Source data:
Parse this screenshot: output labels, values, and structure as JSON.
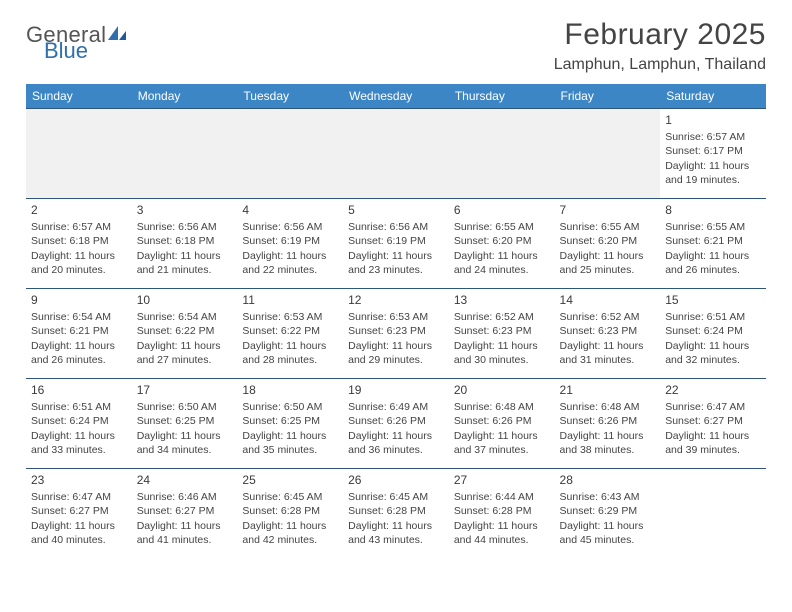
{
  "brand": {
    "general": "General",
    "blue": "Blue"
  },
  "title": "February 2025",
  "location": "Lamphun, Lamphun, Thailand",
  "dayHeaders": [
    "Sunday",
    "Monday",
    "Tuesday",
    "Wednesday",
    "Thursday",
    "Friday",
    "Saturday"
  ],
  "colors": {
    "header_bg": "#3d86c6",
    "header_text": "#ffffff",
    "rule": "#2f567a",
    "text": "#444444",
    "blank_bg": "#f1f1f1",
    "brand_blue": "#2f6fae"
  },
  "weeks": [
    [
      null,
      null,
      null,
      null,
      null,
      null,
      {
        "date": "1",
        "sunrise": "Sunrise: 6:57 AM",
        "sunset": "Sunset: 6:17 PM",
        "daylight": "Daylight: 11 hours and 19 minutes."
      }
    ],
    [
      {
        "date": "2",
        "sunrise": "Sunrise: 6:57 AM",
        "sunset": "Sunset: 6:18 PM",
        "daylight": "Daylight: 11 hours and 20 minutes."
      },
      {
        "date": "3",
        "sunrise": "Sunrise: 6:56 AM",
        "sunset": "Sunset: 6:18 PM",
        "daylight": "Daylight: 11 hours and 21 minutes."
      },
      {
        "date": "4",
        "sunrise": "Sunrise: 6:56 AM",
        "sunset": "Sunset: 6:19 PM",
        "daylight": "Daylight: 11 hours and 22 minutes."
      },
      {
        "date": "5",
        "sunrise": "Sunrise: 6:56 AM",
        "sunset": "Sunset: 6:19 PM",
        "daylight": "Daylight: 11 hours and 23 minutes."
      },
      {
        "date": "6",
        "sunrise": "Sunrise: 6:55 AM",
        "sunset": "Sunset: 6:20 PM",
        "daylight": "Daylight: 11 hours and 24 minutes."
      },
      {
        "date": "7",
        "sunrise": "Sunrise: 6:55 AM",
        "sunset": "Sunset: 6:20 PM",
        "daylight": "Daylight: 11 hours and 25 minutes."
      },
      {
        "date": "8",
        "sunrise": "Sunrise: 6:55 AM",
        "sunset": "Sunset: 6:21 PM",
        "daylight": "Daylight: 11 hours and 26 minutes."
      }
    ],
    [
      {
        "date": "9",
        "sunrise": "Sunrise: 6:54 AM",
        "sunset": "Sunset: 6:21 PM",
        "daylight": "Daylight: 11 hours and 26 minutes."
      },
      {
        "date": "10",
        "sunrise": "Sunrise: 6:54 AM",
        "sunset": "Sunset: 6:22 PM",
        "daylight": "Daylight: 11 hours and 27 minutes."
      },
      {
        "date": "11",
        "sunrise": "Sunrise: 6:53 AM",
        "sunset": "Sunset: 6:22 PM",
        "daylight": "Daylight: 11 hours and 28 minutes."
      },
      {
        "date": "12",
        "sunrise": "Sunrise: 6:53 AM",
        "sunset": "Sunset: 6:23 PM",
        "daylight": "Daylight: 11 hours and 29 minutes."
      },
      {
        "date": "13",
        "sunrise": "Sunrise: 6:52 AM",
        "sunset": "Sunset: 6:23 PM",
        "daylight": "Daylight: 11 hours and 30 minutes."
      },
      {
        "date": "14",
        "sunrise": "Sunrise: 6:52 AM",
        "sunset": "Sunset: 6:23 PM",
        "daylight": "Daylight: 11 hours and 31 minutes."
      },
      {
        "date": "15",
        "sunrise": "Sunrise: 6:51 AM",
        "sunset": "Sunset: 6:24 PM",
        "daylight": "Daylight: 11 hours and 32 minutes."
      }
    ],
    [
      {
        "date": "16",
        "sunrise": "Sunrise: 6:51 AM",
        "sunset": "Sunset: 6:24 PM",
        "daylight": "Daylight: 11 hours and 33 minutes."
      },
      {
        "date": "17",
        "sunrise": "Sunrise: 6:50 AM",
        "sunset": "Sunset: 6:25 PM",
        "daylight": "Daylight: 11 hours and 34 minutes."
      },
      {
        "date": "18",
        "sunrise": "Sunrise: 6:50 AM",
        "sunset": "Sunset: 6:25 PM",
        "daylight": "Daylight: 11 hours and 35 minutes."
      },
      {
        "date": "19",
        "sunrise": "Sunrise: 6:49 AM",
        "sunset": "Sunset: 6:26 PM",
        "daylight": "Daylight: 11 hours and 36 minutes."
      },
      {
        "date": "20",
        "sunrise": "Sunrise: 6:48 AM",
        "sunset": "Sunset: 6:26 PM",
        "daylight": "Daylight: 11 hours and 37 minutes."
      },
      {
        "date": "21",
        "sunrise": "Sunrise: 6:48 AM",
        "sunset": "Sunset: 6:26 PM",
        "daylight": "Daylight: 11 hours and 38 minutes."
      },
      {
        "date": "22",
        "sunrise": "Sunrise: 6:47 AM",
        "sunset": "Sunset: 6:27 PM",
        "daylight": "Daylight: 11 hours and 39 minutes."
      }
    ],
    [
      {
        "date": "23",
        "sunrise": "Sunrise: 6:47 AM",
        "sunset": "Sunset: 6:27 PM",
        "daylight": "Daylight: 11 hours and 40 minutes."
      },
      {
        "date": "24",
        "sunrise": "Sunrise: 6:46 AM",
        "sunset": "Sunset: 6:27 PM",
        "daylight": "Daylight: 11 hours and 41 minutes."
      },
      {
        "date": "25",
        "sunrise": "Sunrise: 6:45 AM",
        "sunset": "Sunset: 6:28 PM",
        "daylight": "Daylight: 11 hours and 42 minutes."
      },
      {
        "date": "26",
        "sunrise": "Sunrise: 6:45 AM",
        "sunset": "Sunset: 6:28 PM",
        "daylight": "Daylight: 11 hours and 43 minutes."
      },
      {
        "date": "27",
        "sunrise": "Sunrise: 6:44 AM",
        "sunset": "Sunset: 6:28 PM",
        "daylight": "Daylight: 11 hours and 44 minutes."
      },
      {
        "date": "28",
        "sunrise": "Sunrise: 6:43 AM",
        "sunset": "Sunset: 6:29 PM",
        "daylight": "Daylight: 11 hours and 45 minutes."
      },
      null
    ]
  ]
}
--
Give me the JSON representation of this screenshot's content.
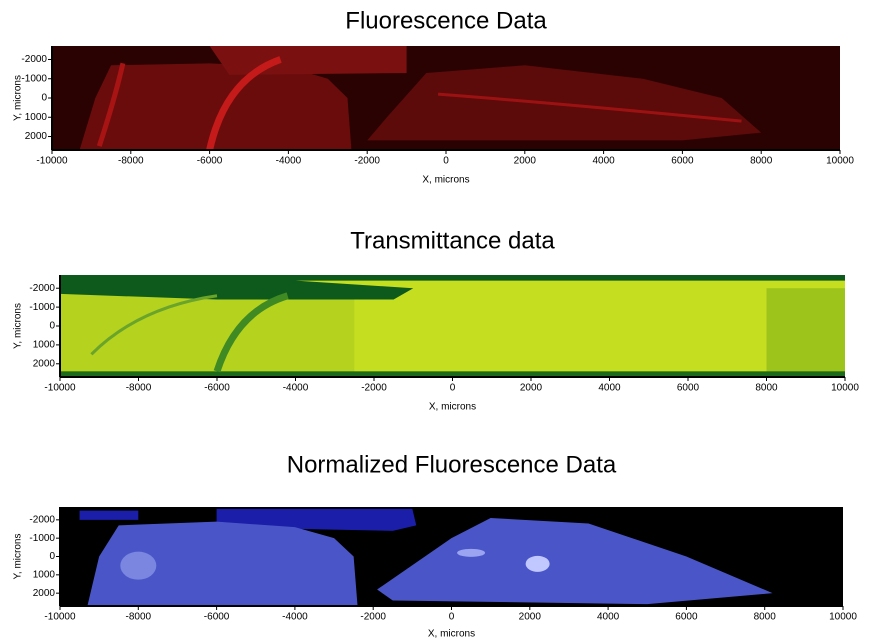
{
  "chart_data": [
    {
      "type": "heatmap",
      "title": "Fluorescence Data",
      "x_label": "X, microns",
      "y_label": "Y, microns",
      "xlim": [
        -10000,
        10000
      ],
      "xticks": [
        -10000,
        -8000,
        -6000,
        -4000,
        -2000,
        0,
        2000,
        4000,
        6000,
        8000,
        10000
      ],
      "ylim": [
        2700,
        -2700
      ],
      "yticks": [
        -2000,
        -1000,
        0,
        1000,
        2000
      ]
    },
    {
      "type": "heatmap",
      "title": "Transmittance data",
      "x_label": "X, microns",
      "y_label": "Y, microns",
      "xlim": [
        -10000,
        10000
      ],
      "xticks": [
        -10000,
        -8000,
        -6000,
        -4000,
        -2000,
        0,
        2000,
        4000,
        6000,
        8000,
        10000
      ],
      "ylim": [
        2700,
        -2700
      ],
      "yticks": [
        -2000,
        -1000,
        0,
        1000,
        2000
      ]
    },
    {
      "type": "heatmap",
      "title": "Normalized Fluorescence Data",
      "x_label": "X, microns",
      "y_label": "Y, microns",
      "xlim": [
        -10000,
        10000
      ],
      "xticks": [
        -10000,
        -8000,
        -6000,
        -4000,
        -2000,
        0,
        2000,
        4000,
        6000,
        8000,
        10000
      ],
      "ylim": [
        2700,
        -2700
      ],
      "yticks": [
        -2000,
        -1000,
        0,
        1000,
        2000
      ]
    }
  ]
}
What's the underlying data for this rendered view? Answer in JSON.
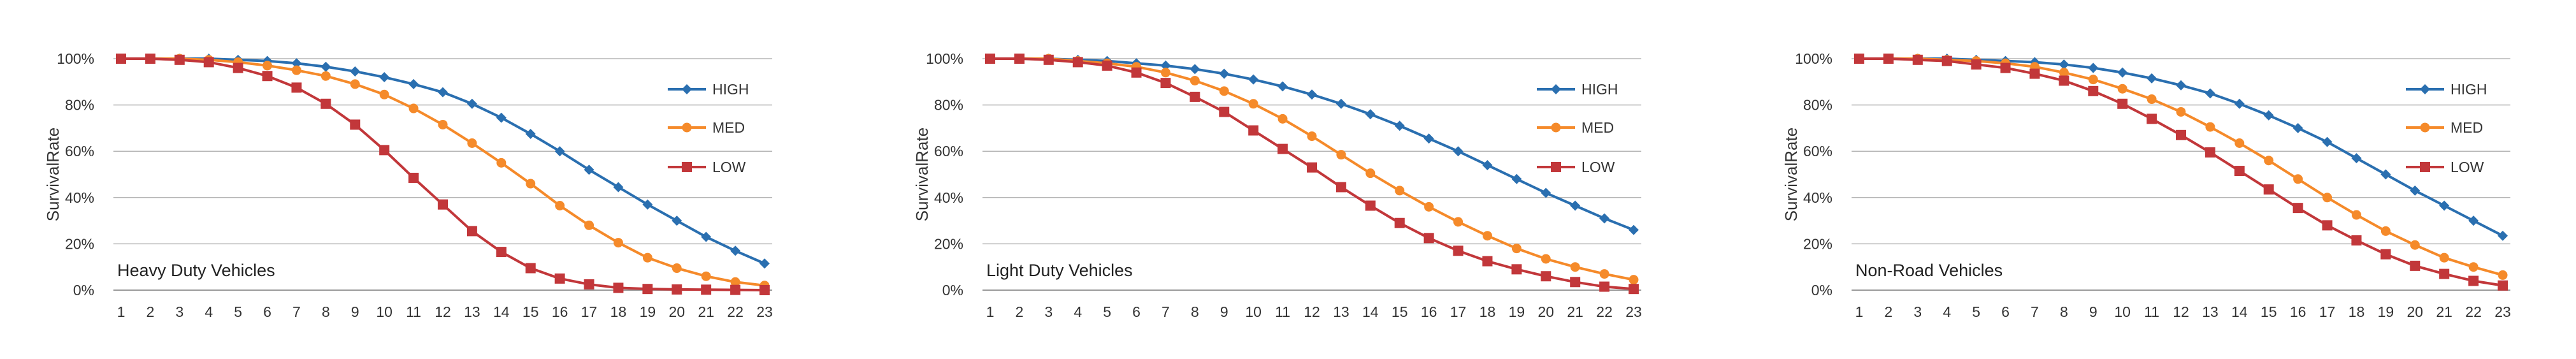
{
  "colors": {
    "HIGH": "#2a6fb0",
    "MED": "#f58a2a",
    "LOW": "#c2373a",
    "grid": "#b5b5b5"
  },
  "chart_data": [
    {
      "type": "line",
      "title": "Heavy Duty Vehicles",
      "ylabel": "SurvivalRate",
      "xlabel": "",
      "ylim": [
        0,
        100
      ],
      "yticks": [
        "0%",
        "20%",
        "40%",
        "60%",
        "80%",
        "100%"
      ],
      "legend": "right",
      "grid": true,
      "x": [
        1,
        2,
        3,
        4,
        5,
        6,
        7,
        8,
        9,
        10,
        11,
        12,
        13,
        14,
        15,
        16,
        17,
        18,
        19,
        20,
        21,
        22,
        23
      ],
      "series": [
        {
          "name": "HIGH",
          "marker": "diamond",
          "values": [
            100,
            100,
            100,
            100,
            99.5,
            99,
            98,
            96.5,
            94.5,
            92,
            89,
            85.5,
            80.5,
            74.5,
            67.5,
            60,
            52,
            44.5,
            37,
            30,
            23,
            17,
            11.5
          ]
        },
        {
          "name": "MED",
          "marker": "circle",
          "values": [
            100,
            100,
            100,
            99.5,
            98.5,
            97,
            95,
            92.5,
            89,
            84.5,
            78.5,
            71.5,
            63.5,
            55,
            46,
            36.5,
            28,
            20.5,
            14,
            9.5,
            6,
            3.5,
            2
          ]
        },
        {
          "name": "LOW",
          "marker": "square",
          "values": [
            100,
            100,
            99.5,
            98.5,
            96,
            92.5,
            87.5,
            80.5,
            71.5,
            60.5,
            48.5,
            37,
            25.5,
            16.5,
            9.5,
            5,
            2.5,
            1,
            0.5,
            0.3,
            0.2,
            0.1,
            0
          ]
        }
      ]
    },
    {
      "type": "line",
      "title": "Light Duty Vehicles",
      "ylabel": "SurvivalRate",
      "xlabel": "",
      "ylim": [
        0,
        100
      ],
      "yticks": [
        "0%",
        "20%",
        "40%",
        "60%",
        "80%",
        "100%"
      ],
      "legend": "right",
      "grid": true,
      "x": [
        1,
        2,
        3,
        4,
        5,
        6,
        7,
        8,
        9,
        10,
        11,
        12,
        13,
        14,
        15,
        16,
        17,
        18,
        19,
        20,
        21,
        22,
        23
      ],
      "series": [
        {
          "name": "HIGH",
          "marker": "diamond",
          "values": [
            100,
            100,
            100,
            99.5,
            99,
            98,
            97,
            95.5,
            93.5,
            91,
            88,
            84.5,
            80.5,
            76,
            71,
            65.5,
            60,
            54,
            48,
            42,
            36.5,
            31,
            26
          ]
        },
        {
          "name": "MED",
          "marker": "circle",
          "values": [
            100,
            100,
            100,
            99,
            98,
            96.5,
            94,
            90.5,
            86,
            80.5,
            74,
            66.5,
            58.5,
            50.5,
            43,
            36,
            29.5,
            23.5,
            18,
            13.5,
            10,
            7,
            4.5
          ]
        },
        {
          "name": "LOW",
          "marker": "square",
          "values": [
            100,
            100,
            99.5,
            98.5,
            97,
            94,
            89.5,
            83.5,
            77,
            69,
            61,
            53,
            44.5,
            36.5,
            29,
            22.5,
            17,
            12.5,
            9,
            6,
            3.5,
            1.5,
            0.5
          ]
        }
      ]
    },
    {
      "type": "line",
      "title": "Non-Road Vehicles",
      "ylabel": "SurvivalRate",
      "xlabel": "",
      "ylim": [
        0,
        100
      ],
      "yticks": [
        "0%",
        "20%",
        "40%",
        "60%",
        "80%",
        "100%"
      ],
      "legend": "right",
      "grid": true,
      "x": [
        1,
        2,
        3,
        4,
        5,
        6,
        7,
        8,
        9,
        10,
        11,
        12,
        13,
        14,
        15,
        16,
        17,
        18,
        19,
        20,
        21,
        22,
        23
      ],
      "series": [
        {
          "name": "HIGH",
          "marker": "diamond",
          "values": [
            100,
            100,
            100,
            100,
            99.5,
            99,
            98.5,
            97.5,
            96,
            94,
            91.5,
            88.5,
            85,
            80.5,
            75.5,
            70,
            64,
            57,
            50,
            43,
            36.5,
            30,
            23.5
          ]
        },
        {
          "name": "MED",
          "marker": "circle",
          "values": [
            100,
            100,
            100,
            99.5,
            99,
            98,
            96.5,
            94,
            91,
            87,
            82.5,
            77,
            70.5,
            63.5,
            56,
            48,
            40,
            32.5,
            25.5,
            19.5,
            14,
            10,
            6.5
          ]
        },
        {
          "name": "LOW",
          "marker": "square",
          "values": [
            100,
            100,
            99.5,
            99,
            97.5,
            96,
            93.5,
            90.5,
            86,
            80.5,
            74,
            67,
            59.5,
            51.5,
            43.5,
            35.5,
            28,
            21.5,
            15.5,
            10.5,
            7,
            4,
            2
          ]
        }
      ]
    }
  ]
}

Directive - Pull every line containing the word "screenshot" out of the material.

Problem solution -
Parse this screenshot: output labels, values, and structure as JSON.
Give me the JSON representation of this screenshot's content.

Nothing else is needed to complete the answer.